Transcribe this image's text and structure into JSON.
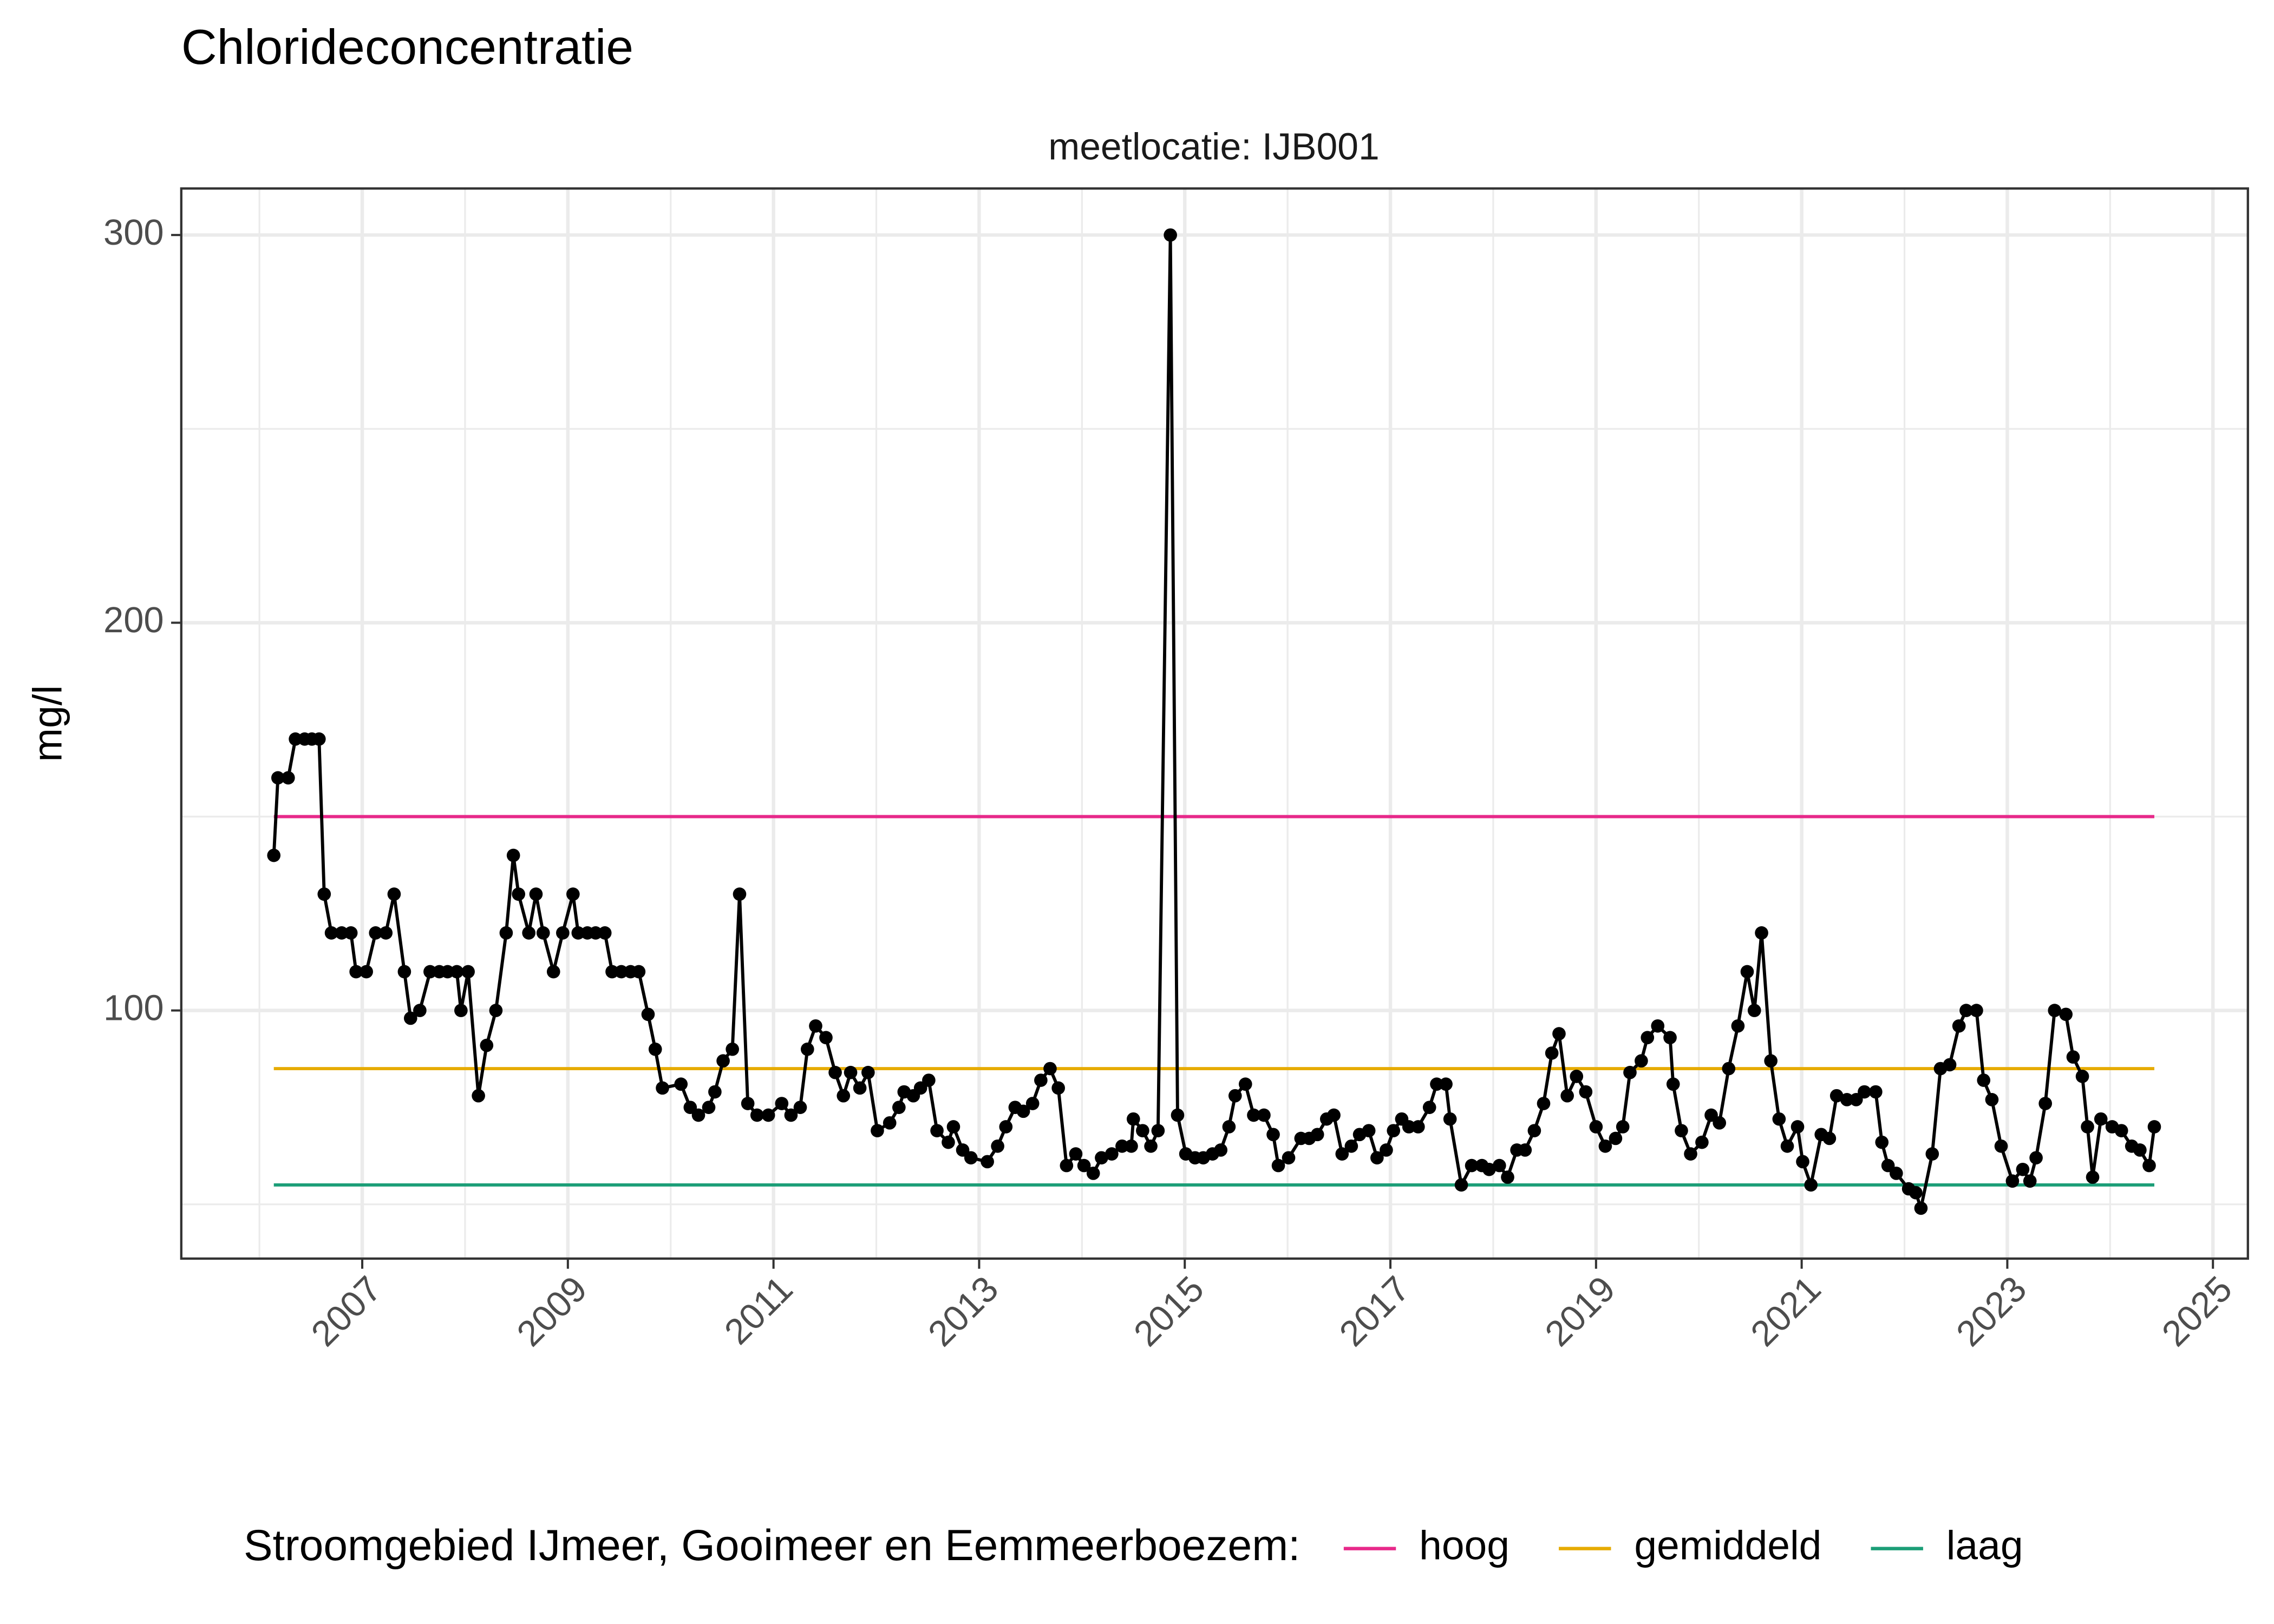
{
  "chart_data": {
    "type": "line",
    "title": "Chlorideconcentratie",
    "subtitle": "meetlocatie: IJB001",
    "y_label": "mg/l",
    "legend_title": "Stroomgebied IJmeer, Gooimeer en Eemmeerboezem:",
    "legend_position": "bottom",
    "grid": true,
    "xlim": [
      2005.24,
      2025.34
    ],
    "xticks": [
      2007,
      2009,
      2011,
      2013,
      2015,
      2017,
      2019,
      2021,
      2023,
      2025
    ],
    "ylim": [
      36,
      312
    ],
    "yticks": [
      100,
      200,
      300
    ],
    "reference_lines": [
      {
        "name": "hoog",
        "color": "#e7298a",
        "value": 150
      },
      {
        "name": "gemiddeld",
        "color": "#e6ab02",
        "value": 85
      },
      {
        "name": "laag",
        "color": "#1b9e77",
        "value": 55
      }
    ],
    "color": "#000000",
    "x": [
      2006.14,
      2006.18,
      2006.28,
      2006.35,
      2006.44,
      2006.51,
      2006.58,
      2006.63,
      2006.7,
      2006.8,
      2006.89,
      2006.94,
      2007.04,
      2007.13,
      2007.23,
      2007.31,
      2007.41,
      2007.47,
      2007.56,
      2007.66,
      2007.75,
      2007.83,
      2007.92,
      2007.96,
      2008.03,
      2008.13,
      2008.21,
      2008.3,
      2008.4,
      2008.47,
      2008.52,
      2008.62,
      2008.69,
      2008.76,
      2008.86,
      2008.95,
      2009.05,
      2009.1,
      2009.19,
      2009.27,
      2009.36,
      2009.43,
      2009.52,
      2009.61,
      2009.69,
      2009.78,
      2009.85,
      2009.92,
      2010.1,
      2010.19,
      2010.27,
      2010.37,
      2010.43,
      2010.51,
      2010.6,
      2010.67,
      2010.75,
      2010.84,
      2010.95,
      2011.08,
      2011.17,
      2011.26,
      2011.33,
      2011.41,
      2011.51,
      2011.6,
      2011.68,
      2011.75,
      2011.84,
      2011.92,
      2012.01,
      2012.13,
      2012.22,
      2012.27,
      2012.36,
      2012.43,
      2012.51,
      2012.59,
      2012.7,
      2012.75,
      2012.84,
      2012.92,
      2013.08,
      2013.18,
      2013.26,
      2013.35,
      2013.43,
      2013.52,
      2013.6,
      2013.69,
      2013.77,
      2013.85,
      2013.94,
      2014.02,
      2014.11,
      2014.19,
      2014.29,
      2014.39,
      2014.48,
      2014.5,
      2014.59,
      2014.67,
      2014.74,
      2014.86,
      2014.93,
      2015.01,
      2015.1,
      2015.18,
      2015.27,
      2015.35,
      2015.43,
      2015.49,
      2015.59,
      2015.67,
      2015.77,
      2015.86,
      2015.91,
      2016.01,
      2016.13,
      2016.21,
      2016.29,
      2016.38,
      2016.45,
      2016.53,
      2016.62,
      2016.7,
      2016.79,
      2016.87,
      2016.96,
      2017.03,
      2017.11,
      2017.18,
      2017.27,
      2017.38,
      2017.45,
      2017.54,
      2017.58,
      2017.69,
      2017.79,
      2017.89,
      2017.96,
      2018.06,
      2018.14,
      2018.23,
      2018.31,
      2018.4,
      2018.49,
      2018.57,
      2018.64,
      2018.72,
      2018.81,
      2018.9,
      2019.0,
      2019.09,
      2019.19,
      2019.26,
      2019.33,
      2019.44,
      2019.5,
      2019.6,
      2019.72,
      2019.75,
      2019.83,
      2019.92,
      2020.03,
      2020.12,
      2020.2,
      2020.29,
      2020.38,
      2020.47,
      2020.54,
      2020.61,
      2020.7,
      2020.78,
      2020.86,
      2020.96,
      2021.01,
      2021.09,
      2021.19,
      2021.27,
      2021.34,
      2021.44,
      2021.53,
      2021.61,
      2021.72,
      2021.78,
      2021.84,
      2021.92,
      2022.04,
      2022.11,
      2022.16,
      2022.27,
      2022.35,
      2022.44,
      2022.53,
      2022.6,
      2022.7,
      2022.77,
      2022.85,
      2022.94,
      2023.05,
      2023.15,
      2023.22,
      2023.28,
      2023.37,
      2023.46,
      2023.57,
      2023.64,
      2023.73,
      2023.78,
      2023.83,
      2023.91,
      2024.02,
      2024.11,
      2024.21,
      2024.29,
      2024.38,
      2024.43
    ],
    "values": [
      140,
      160,
      160,
      170,
      170,
      170,
      170,
      130,
      120,
      120,
      120,
      110,
      110,
      120,
      120,
      130,
      110,
      98,
      100,
      110,
      110,
      110,
      110,
      100,
      110,
      78,
      91,
      100,
      120,
      140,
      130,
      120,
      130,
      120,
      110,
      120,
      130,
      120,
      120,
      120,
      120,
      110,
      110,
      110,
      110,
      99,
      90,
      80,
      81,
      75,
      73,
      75,
      79,
      87,
      90,
      130,
      76,
      73,
      73,
      76,
      73,
      75,
      90,
      96,
      93,
      84,
      78,
      84,
      80,
      84,
      69,
      71,
      75,
      79,
      78,
      80,
      82,
      69,
      66,
      70,
      64,
      62,
      61,
      65,
      70,
      75,
      74,
      76,
      82,
      85,
      80,
      60,
      63,
      60,
      58,
      62,
      63,
      65,
      65,
      72,
      69,
      65,
      69,
      300,
      73,
      63,
      62,
      62,
      63,
      64,
      70,
      78,
      81,
      73,
      73,
      68,
      60,
      62,
      67,
      67,
      68,
      72,
      73,
      63,
      65,
      68,
      69,
      62,
      64,
      69,
      72,
      70,
      70,
      75,
      81,
      81,
      72,
      55,
      60,
      60,
      59,
      60,
      57,
      64,
      64,
      69,
      76,
      89,
      94,
      78,
      83,
      79,
      70,
      65,
      67,
      70,
      84,
      87,
      93,
      96,
      93,
      81,
      69,
      63,
      66,
      73,
      71,
      85,
      96,
      110,
      100,
      120,
      87,
      72,
      65,
      70,
      61,
      55,
      68,
      67,
      78,
      77,
      77,
      79,
      79,
      66,
      60,
      58,
      54,
      53,
      49,
      63,
      85,
      86,
      96,
      100,
      100,
      82,
      77,
      65,
      56,
      59,
      56,
      62,
      76,
      100,
      99,
      88,
      83,
      70,
      57,
      72,
      70,
      69,
      65,
      64,
      60,
      70
    ]
  }
}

━━━

Task objective:
Among the entries above, identify all lines with "color" and copy them.

Task output:
        "color": "#e7298a",
        "color": "#e6ab02",
        "color": "#1b9e77",
    "color": "#000000",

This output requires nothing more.